Items from a dataset:
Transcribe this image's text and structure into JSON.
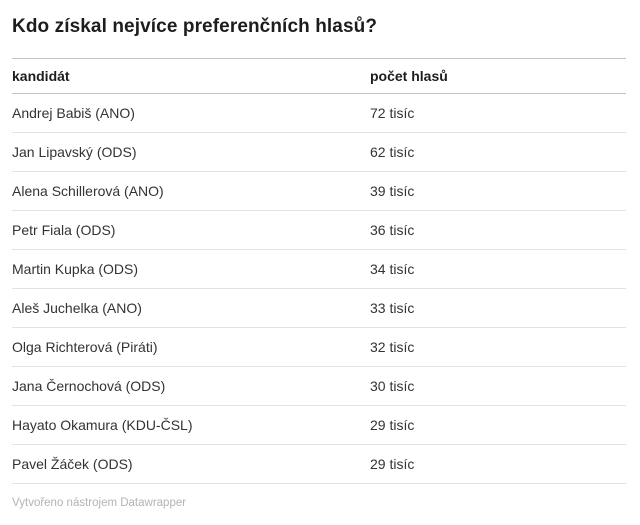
{
  "title": "Kdo získal nejvíce preferenčních hlasů?",
  "footer": "Vytvořeno nástrojem Datawrapper",
  "chart_data": {
    "type": "table",
    "title": "Kdo získal nejvíce preferenčních hlasů?",
    "columns": [
      "kandidát",
      "počet hlasů"
    ],
    "rows": [
      {
        "candidate": "Andrej Babiš (ANO)",
        "votes": "72 tisíc"
      },
      {
        "candidate": "Jan Lipavský (ODS)",
        "votes": "62 tisíc"
      },
      {
        "candidate": "Alena Schillerová (ANO)",
        "votes": "39 tisíc"
      },
      {
        "candidate": "Petr Fiala (ODS)",
        "votes": "36 tisíc"
      },
      {
        "candidate": "Martin Kupka (ODS)",
        "votes": "34 tisíc"
      },
      {
        "candidate": "Aleš Juchelka (ANO)",
        "votes": "33 tisíc"
      },
      {
        "candidate": "Olga Richterová (Piráti)",
        "votes": "32 tisíc"
      },
      {
        "candidate": "Jana Černochová (ODS)",
        "votes": "30 tisíc"
      },
      {
        "candidate": "Hayato Okamura (KDU-ČSL)",
        "votes": "29 tisíc"
      },
      {
        "candidate": "Pavel Žáček (ODS)",
        "votes": "29 tisíc"
      }
    ],
    "layout": {
      "grid": "horizontal-row-separators",
      "legend": "none"
    }
  }
}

-- What the task requires --
Reproduce the whole listing word for word, setting aside any pictures.

-- Solution to this problem --
Transcribe this image's text and structure into JSON.
{
  "title": "Kdo získal nejvíce preferenčních hlasů?",
  "footer": "Vytvořeno nástrojem Datawrapper",
  "chart_data": {
    "type": "table",
    "title": "Kdo získal nejvíce preferenčních hlasů?",
    "columns": [
      "kandidát",
      "počet hlasů"
    ],
    "rows": [
      {
        "candidate": "Andrej Babiš (ANO)",
        "votes": "72 tisíc"
      },
      {
        "candidate": "Jan Lipavský (ODS)",
        "votes": "62 tisíc"
      },
      {
        "candidate": "Alena Schillerová (ANO)",
        "votes": "39 tisíc"
      },
      {
        "candidate": "Petr Fiala (ODS)",
        "votes": "36 tisíc"
      },
      {
        "candidate": "Martin Kupka (ODS)",
        "votes": "34 tisíc"
      },
      {
        "candidate": "Aleš Juchelka (ANO)",
        "votes": "33 tisíc"
      },
      {
        "candidate": "Olga Richterová (Piráti)",
        "votes": "32 tisíc"
      },
      {
        "candidate": "Jana Černochová (ODS)",
        "votes": "30 tisíc"
      },
      {
        "candidate": "Hayato Okamura (KDU-ČSL)",
        "votes": "29 tisíc"
      },
      {
        "candidate": "Pavel Žáček (ODS)",
        "votes": "29 tisíc"
      }
    ],
    "layout": {
      "grid": "horizontal-row-separators",
      "legend": "none"
    }
  }
}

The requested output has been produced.